WORK INSTRUCTIONS: Transcribe the whole listing below without changing a word, but leave out every image.

A run of records:

------------------------------

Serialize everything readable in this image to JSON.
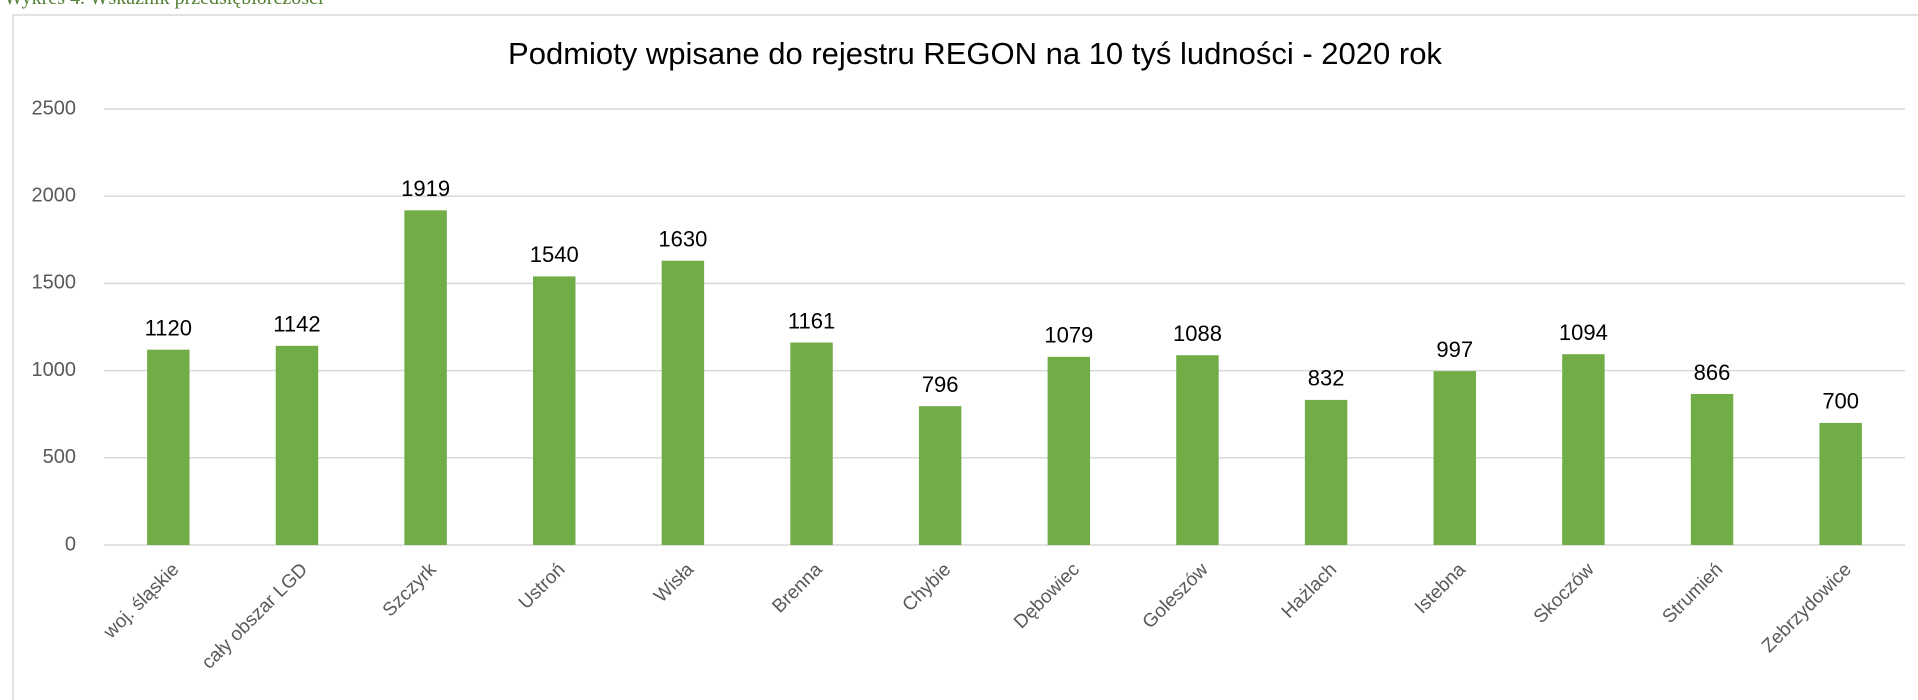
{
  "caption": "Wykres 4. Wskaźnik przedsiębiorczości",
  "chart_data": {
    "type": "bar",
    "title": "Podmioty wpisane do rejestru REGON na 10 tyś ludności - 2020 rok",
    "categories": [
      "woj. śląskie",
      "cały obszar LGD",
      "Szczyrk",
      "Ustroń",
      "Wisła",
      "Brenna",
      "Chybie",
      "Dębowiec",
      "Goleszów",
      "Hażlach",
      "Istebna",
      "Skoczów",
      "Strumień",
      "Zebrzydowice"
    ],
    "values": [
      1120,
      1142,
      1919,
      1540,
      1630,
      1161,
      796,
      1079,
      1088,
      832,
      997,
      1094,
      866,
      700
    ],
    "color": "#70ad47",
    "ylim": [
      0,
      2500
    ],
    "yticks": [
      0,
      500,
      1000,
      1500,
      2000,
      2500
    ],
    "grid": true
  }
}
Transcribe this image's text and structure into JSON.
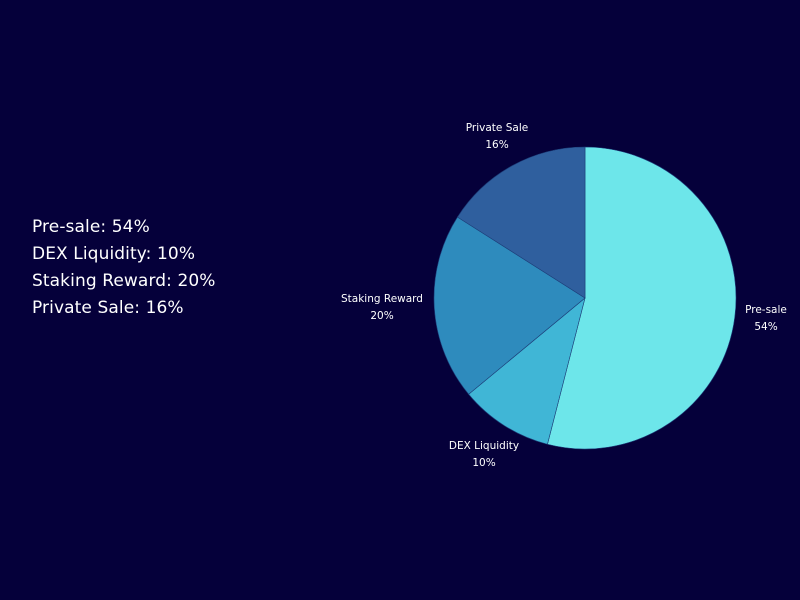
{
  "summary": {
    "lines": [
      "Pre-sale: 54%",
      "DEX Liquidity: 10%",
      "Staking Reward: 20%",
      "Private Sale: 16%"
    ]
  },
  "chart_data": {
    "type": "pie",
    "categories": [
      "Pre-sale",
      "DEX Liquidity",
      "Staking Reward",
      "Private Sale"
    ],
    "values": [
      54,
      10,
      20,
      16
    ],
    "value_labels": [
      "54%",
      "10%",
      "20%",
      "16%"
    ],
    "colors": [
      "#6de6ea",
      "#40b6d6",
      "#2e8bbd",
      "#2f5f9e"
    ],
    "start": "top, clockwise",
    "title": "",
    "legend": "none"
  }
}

------------------------------

WORKED SOLUTION:
Serialize everything readable in this image to JSON.
{
  "caption": "Wykres 4. Wskaźnik przedsiębiorczości",
  "chart_data": {
    "type": "bar",
    "title": "Podmioty wpisane do rejestru REGON na 10 tyś ludności - 2020 rok",
    "categories": [
      "woj. śląskie",
      "cały obszar LGD",
      "Szczyrk",
      "Ustroń",
      "Wisła",
      "Brenna",
      "Chybie",
      "Dębowiec",
      "Goleszów",
      "Hażlach",
      "Istebna",
      "Skoczów",
      "Strumień",
      "Zebrzydowice"
    ],
    "values": [
      1120,
      1142,
      1919,
      1540,
      1630,
      1161,
      796,
      1079,
      1088,
      832,
      997,
      1094,
      866,
      700
    ],
    "color": "#70ad47",
    "ylim": [
      0,
      2500
    ],
    "yticks": [
      0,
      500,
      1000,
      1500,
      2000,
      2500
    ],
    "grid": true
  }
}
Transcribe this image's text and structure into JSON.
{
  "summary": {
    "lines": [
      "Pre-sale: 54%",
      "DEX Liquidity: 10%",
      "Staking Reward: 20%",
      "Private Sale: 16%"
    ]
  },
  "chart_data": {
    "type": "pie",
    "categories": [
      "Pre-sale",
      "DEX Liquidity",
      "Staking Reward",
      "Private Sale"
    ],
    "values": [
      54,
      10,
      20,
      16
    ],
    "value_labels": [
      "54%",
      "10%",
      "20%",
      "16%"
    ],
    "colors": [
      "#6de6ea",
      "#40b6d6",
      "#2e8bbd",
      "#2f5f9e"
    ],
    "start": "top, clockwise",
    "title": "",
    "legend": "none"
  }
}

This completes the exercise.